» WORK TO DO: Output the data word for word, dropping every image.

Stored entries
____
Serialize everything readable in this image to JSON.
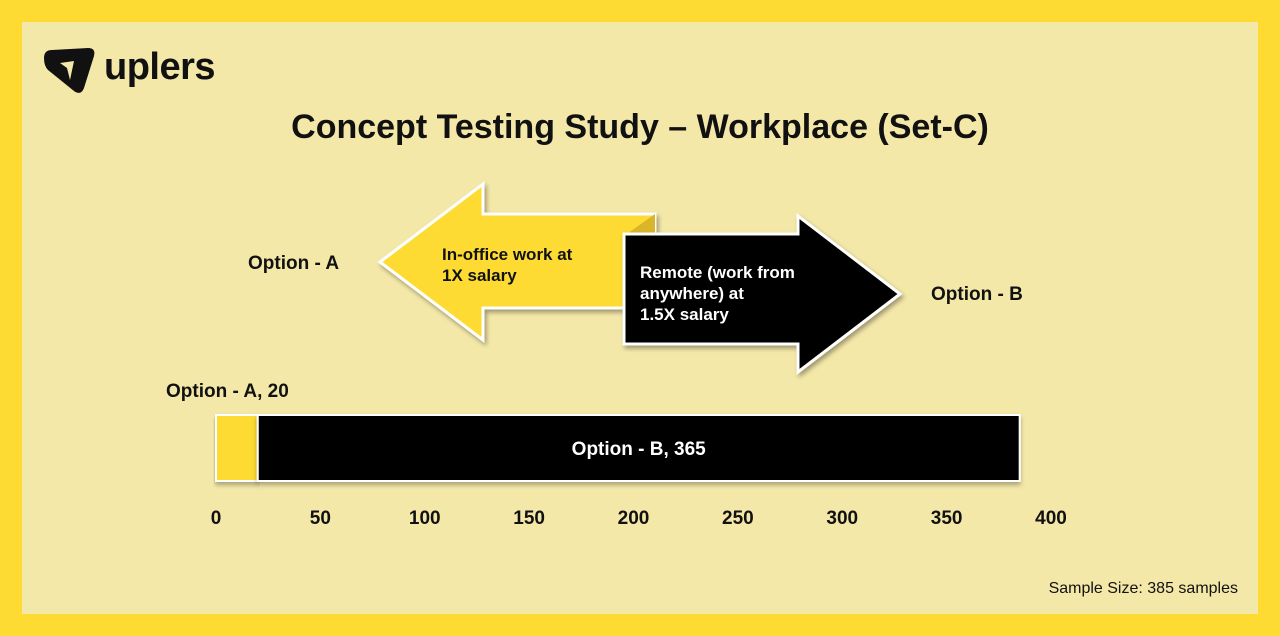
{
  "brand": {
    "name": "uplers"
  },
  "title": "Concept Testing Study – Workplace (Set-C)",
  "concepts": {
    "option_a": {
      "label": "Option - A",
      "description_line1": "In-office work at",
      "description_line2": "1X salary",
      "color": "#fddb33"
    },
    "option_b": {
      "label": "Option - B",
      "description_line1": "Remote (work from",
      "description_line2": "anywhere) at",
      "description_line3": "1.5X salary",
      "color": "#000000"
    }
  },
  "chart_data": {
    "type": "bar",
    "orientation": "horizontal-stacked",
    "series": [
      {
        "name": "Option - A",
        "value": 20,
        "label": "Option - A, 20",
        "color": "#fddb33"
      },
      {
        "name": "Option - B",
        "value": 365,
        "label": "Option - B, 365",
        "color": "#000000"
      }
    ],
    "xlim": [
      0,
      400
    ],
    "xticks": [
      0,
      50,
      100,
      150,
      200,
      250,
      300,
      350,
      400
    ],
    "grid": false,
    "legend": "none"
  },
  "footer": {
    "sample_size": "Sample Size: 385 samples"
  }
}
____
» SOLUTION:
Serialize everything readable in this image to JSON.
{
  "brand": {
    "name": "uplers"
  },
  "title": "Concept Testing Study – Workplace (Set-C)",
  "concepts": {
    "option_a": {
      "label": "Option - A",
      "description_line1": "In-office work at",
      "description_line2": "1X salary",
      "color": "#fddb33"
    },
    "option_b": {
      "label": "Option - B",
      "description_line1": "Remote (work from",
      "description_line2": "anywhere) at",
      "description_line3": "1.5X salary",
      "color": "#000000"
    }
  },
  "chart_data": {
    "type": "bar",
    "orientation": "horizontal-stacked",
    "series": [
      {
        "name": "Option - A",
        "value": 20,
        "label": "Option - A, 20",
        "color": "#fddb33"
      },
      {
        "name": "Option - B",
        "value": 365,
        "label": "Option - B, 365",
        "color": "#000000"
      }
    ],
    "xlim": [
      0,
      400
    ],
    "xticks": [
      0,
      50,
      100,
      150,
      200,
      250,
      300,
      350,
      400
    ],
    "grid": false,
    "legend": "none"
  },
  "footer": {
    "sample_size": "Sample Size: 385 samples"
  }
}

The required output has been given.